» **What is needed**
Keep only those lines of the records that include the string "title".

# start of Source records

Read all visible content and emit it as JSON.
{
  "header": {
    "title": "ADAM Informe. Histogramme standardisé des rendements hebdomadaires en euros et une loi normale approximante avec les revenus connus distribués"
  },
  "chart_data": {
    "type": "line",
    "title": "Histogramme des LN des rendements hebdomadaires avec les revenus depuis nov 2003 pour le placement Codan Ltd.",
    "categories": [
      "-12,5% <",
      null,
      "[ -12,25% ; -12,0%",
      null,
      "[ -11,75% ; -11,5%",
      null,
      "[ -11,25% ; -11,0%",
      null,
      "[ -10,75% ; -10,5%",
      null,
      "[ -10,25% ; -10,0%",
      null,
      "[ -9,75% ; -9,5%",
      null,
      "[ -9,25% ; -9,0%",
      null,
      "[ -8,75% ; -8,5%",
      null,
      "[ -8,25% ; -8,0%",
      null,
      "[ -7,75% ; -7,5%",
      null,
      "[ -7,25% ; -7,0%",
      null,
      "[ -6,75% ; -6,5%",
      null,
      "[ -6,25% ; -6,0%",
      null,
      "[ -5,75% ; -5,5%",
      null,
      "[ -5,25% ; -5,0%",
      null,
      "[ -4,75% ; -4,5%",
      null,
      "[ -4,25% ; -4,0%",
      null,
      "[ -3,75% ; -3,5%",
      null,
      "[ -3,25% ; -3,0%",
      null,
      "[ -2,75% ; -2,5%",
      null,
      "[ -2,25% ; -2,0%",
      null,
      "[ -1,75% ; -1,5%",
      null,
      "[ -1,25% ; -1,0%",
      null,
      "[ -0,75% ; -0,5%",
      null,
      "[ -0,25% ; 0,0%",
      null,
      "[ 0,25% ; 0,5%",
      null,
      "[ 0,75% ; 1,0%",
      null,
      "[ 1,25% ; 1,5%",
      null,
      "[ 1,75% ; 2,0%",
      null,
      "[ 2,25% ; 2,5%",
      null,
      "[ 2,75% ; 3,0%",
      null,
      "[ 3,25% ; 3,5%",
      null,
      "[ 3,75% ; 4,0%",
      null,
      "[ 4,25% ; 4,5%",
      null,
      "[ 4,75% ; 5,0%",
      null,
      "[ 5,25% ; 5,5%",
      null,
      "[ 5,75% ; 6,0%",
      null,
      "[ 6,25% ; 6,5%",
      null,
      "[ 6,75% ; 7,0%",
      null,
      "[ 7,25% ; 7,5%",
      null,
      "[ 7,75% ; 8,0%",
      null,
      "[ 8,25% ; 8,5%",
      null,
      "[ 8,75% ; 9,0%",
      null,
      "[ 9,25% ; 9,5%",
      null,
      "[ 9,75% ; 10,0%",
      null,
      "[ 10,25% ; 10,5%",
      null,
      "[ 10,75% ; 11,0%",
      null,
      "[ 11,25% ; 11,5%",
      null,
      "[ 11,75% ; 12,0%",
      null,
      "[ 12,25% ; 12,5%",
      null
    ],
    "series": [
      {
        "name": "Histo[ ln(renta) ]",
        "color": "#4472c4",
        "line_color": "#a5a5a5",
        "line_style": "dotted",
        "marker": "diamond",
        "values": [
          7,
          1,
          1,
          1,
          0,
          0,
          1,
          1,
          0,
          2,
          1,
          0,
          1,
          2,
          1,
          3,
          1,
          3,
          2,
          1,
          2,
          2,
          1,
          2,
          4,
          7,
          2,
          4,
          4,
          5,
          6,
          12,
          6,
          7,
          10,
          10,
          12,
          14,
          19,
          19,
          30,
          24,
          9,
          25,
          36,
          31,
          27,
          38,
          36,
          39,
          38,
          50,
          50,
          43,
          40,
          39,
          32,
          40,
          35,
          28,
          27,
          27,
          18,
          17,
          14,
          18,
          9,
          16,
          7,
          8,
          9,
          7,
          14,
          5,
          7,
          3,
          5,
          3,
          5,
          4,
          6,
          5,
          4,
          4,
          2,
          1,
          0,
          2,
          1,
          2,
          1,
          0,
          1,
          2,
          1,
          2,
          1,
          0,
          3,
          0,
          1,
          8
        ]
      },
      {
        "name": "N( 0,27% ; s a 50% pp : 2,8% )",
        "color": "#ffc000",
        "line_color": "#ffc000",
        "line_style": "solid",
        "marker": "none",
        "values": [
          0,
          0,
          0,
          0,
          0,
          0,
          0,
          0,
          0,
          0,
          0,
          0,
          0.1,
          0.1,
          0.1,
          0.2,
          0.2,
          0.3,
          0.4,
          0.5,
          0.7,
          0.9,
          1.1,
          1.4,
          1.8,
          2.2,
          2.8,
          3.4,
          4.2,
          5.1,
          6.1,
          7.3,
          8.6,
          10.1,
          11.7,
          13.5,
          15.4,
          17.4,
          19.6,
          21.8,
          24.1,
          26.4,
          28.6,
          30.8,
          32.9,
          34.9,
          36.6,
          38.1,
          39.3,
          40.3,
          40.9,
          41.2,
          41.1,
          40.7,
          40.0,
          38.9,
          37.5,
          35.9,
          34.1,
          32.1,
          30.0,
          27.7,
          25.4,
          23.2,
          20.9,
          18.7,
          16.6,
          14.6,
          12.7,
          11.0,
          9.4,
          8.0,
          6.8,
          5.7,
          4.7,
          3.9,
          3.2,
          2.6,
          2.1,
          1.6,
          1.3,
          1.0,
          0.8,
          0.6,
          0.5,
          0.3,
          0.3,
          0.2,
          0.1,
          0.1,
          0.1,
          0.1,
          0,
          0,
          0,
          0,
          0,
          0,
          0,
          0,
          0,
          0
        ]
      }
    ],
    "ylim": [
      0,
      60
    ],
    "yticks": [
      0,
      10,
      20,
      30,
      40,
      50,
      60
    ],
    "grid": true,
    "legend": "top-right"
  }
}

# end of Source records

» **Solution to the exercise**
    "title": "ADAM Informe. Histogramme standardisé des rendements hebdomadaires en euros et une loi normale approximante avec les revenus connus distribués"
    "title": "Histogramme des LN des rendements hebdomadaires avec les revenus depuis nov 2003 pour le placement Codan Ltd.",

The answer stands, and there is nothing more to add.